(SOURCE TEXT begins)
ZOMBIE ALERT: The following review may contain spoilers as well as spoiled flesh. If you have never seen the film being discussed, as a cautionary note it is advised that you might want to use your brains- while they are still intact -to determine whether you wish to continue.
Dan O’Bannon’s “The Return of the Living Dead” is a surprisingly funny film as long as it pays both homage to and deconstructs the myths about George Romero’s seminal 1968 thriller “Night of the Living Dead”. However, when the mass assault of the undead kicks into high gear, while still having the occasional jolt or comic twist that comes out of left field (including a reanimated corpse who is wittily motivated to call over a recently ambushed ambulance crew’s radio to “send more paramedics”) it both descends into standard horror tropes and reveals the dirty little secret of all “zombie” films: once the munching starts and the barricades go up, there’s really no place to go with the formula.
Which is a shame, as up to that point the film is a sharp satirical of elemental horror movie tropes which go bang, boo and squish in the dark. The early rhythms of the film are so quick, you find yourself laughing at the verbal and visual gags before you even realize how silly the set ups are; a small triumph of solid, witty writing and fortuitous performances of genuine comic gusto by veteran character actor James Karen and movie newcomer Thom Mathews who are appropriately cast as veteran Frank and newly hired Freddy, a pair of employees of the Uneeda Medical Supply Co., who inadvertently unleash the gaseous contents of a sealed drum which according to Frank contains the evidential link to the “true story” on which Romero’s film was based.
(SOURCE TEXT ends)
(EXTRACTED DATA begins)
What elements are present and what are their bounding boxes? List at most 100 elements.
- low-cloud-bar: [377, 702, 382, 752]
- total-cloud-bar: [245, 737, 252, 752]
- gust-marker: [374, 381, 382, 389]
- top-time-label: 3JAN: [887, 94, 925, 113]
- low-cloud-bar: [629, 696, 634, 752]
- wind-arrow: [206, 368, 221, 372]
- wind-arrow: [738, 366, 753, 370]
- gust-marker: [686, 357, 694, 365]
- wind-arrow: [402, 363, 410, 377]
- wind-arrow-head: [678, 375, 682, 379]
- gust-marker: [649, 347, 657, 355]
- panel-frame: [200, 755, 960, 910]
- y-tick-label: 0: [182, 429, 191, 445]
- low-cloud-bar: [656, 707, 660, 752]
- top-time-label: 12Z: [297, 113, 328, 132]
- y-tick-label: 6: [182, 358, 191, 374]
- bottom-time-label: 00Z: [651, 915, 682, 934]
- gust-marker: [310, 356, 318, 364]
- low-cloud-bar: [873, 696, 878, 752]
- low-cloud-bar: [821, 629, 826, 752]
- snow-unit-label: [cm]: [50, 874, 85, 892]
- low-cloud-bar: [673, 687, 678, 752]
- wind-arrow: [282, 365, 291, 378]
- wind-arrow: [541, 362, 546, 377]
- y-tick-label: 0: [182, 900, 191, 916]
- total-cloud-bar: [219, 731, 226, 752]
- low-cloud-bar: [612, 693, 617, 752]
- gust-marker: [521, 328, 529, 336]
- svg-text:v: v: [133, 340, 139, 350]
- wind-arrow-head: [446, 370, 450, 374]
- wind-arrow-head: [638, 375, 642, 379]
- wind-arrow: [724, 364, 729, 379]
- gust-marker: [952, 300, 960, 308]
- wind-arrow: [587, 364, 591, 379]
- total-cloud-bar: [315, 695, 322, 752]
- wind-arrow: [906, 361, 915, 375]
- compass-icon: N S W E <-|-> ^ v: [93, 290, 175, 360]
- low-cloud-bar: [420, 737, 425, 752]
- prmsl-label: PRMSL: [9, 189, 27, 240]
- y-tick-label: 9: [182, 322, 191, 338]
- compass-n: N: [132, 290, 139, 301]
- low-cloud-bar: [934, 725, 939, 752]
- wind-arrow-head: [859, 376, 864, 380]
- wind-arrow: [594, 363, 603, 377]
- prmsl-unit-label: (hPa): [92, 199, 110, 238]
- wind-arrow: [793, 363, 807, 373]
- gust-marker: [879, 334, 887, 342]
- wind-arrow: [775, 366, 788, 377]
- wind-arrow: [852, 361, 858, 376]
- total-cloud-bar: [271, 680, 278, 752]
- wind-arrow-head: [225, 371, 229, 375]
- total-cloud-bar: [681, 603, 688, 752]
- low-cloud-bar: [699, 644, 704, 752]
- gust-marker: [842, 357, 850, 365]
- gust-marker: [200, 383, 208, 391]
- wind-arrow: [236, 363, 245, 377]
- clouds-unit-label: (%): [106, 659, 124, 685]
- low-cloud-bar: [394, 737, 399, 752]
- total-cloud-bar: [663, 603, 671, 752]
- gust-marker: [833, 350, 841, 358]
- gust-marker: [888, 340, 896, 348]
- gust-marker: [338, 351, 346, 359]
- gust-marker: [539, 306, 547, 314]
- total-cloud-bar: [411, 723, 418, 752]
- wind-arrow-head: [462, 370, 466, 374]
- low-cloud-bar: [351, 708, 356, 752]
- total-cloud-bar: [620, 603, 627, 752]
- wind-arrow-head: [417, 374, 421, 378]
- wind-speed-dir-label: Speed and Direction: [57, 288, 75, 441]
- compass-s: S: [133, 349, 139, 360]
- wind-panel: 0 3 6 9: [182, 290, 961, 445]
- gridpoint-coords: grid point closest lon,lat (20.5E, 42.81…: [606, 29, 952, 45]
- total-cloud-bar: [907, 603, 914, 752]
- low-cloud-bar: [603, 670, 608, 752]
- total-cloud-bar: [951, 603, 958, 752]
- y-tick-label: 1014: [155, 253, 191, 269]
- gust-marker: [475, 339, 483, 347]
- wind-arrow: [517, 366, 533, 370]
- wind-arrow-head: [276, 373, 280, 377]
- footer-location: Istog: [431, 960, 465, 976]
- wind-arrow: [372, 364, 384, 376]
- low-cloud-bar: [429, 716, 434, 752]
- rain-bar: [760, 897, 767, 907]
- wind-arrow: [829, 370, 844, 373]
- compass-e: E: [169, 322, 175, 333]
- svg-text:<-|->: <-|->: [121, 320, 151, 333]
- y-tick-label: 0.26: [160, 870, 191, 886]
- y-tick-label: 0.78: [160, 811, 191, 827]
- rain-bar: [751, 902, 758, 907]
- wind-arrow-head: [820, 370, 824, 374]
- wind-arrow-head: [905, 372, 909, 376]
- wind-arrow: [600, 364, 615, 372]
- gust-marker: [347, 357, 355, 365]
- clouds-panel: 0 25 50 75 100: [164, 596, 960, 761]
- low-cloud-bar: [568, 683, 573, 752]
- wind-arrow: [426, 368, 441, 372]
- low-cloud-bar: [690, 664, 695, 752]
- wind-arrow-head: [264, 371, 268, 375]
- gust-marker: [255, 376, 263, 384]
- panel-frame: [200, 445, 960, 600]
(EXTRACTED DATA ends)
Continue the review of "The Return of the Living Dead" from the point where it stops.

### RESPONSE
It seems that what was originally targeted at Deadheads, in effect, revived dead heads: a militarily contracted chemical toxin intended to destroy marijuana was released in a VA hospital, reanimating several corpses in the morgue; the remains of which have been inadvertently shipped to Uneeda, sealed in barrels where, for years, they have remained untouched in the basement, that is until accidentally breached by Frank, rendering both he and Freddy “unconscious”, with the remaining vapor escaping through the building’s ventilation system, reviving a cadaver as well as the odd split dog and assortment of mounted butterflies.